Work order 1: Reproduce word for word the part of the passage on Alzheimer disease and driving cessation running from "1. Introduction" up to and including "to cease driving.".
Work order 2:
Answer these questions from the passage on Alzheimer disease and driving cessation:
(a) How many older adult drivers are there in the US?
(b) How many participants had CSF biomarker measurements, and for up to how many years were they followed?
(c) Drivers over what age have an elevated crash risk and fatality rate?

Passage provided:

= = = = = = =

Sarah H Stout a,b, Ganesh M Babulal a,b, Chunyu Ma a,h, David B Carr c,i, Denise M Head a,d, Elizabeth A Grant a,h, Monique M Williams j, David M Holtzman a,b, Anne M Fagan a,b, John C Morris a,b,e,f,g, Catherine M Roe a,b
PMCID: PMC5938126  NIHMSID: NIHMS929936  PMID: 29328928

Abstract

INTRODUCTION

With thirty-six million older adult (OA) US drivers, safety is a critical concern, particularly among those with dementia. It is unclear at what stage of Alzheimer disease (AD) OAs stop driving and whether preclinical AD affects driving cessation.

METHODS

Time to driving cessation was examined based on Clinical Dementia Rating (CDR) and AD cerebrospinal fluid (CSF) biomarkers. 1795 OAs, followed up to 24 years received CDR ratings. A subset (591) had CSF biomarker measurements and were followed up to 17 years. Differences in CDR and biomarker groups as predictors of time to driving cessation were analyzed using Kaplan-Meier curves and Cox proportional models.

RESULTS

Higher CDR scores and more abnormal biomarker measurements predicted a shorter time to driving cessation.

DISCUSSION

Higher levels of AD biomarkers, including among individuals with preclinical AD, lead to earlier driving cessation. Negative functional outcomes of preclinical AD show a non-benign phase of the disease.

Keywords: Alzheimer disease, biomarker, driving, driving cessation, older adults, aged, preclinical, cerebrospinal fluid, amyloid beta, tau, ptau

1. Introduction

The decision to stop driving is a difficult one for older adults, their families, and their clinicians. Many older adults are optimistic that they will continue to drive into the foreseeable future.1 However, there is an elevated crash risk and fatality rate for drivers over 65 years.2, 3 Importantly, concerns about driving safety must be balanced with potential negative effects linked to driving cessation. Older adults who stop driving have higher rates of depression, faster decline in overall health, higher rates of admission to long-term care, and higher overall rates of mortality.46

It is well known that active dementia is associated with worse driving performance,710 and that persons with dementia will eventually need to stop driving altogether. However, little is known about how dementia severity relates to when an older adult needs to cease driving.

= = = = = = =

Material shown:
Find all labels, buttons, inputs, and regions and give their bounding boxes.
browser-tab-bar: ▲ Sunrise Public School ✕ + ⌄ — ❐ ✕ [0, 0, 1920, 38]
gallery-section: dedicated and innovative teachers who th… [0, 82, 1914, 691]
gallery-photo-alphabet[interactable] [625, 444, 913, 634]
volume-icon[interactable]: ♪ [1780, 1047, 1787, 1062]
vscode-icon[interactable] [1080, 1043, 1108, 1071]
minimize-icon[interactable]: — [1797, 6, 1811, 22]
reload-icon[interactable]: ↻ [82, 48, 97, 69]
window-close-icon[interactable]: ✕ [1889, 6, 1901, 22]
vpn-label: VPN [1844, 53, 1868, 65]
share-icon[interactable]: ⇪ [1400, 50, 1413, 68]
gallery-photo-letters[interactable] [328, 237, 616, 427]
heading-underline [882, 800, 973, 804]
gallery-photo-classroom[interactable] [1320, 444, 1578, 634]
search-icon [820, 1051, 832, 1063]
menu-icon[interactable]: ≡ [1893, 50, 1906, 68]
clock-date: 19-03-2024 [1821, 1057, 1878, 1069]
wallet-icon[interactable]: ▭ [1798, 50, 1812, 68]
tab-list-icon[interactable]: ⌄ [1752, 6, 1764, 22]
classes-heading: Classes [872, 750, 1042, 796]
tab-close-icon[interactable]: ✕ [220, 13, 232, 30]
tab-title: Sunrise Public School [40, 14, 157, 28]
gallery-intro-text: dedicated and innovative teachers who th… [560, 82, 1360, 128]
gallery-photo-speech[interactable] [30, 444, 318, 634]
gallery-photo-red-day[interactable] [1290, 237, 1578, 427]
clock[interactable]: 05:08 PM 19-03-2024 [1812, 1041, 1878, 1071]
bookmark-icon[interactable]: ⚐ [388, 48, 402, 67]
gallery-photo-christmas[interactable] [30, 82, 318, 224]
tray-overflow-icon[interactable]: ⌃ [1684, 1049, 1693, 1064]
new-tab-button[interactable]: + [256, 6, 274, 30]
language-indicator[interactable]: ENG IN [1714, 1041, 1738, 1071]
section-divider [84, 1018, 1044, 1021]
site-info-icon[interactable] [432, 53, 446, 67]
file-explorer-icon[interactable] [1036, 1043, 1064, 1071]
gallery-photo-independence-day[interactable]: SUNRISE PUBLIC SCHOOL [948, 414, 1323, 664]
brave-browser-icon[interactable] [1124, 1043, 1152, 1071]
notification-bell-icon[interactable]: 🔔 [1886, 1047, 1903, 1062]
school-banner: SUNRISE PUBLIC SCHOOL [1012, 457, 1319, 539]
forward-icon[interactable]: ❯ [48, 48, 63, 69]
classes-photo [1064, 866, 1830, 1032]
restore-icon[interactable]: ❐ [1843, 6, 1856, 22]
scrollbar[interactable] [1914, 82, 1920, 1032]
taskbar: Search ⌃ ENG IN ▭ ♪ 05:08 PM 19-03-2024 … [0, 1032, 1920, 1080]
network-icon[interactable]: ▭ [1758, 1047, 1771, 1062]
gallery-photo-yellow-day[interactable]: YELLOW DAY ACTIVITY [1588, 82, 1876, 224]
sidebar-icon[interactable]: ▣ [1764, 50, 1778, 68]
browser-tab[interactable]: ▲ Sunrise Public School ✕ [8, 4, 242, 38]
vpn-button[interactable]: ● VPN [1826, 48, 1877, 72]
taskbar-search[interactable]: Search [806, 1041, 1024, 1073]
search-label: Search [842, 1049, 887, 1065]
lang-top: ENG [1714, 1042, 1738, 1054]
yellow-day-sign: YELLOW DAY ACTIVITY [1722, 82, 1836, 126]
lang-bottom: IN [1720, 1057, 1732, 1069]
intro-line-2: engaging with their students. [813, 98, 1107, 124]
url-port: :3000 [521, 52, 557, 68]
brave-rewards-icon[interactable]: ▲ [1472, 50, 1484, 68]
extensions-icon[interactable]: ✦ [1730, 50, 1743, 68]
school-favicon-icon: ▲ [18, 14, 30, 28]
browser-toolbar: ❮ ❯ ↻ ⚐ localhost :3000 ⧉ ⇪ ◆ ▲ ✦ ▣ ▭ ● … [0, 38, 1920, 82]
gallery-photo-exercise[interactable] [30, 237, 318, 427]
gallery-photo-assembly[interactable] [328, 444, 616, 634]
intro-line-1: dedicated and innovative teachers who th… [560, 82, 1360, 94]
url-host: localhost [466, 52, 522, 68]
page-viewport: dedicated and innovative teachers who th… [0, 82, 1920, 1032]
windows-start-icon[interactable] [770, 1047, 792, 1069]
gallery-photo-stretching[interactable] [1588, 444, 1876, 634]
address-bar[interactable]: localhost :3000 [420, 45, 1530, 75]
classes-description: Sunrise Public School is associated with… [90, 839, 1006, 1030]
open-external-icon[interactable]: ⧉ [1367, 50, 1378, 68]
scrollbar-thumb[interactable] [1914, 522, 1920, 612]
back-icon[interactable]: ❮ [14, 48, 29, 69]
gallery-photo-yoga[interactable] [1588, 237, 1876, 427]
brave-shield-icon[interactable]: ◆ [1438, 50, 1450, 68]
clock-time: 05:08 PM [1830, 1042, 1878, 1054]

= = = = = = =

Exercise solution 1:
1. Introduction

The decision to stop driving is a difficult one for older adults, their families, and their clinicians. Many older adults are optimistic that they will continue to drive into the foreseeable future.1 However, there is an elevated crash risk and fatality rate for drivers over 65 years.2, 3 Importantly, concerns about driving safety must be balanced with potential negative effects linked to driving cessation. Older adults who stop driving have higher rates of depression, faster decline in overall health, higher rates of admission to long-term care, and higher overall rates of mortality.46

It is well known that active dementia is associated with worse driving performance,710 and that persons with dementia will eventually need to stop driving altogether. However, little is known about how dementia severity relates to when an older adult needs to cease driving.

Exercise solution 2:
(a) Thirty-six million.
(b) 591 participants, followed up to 17 years.
(c) Over 65 years.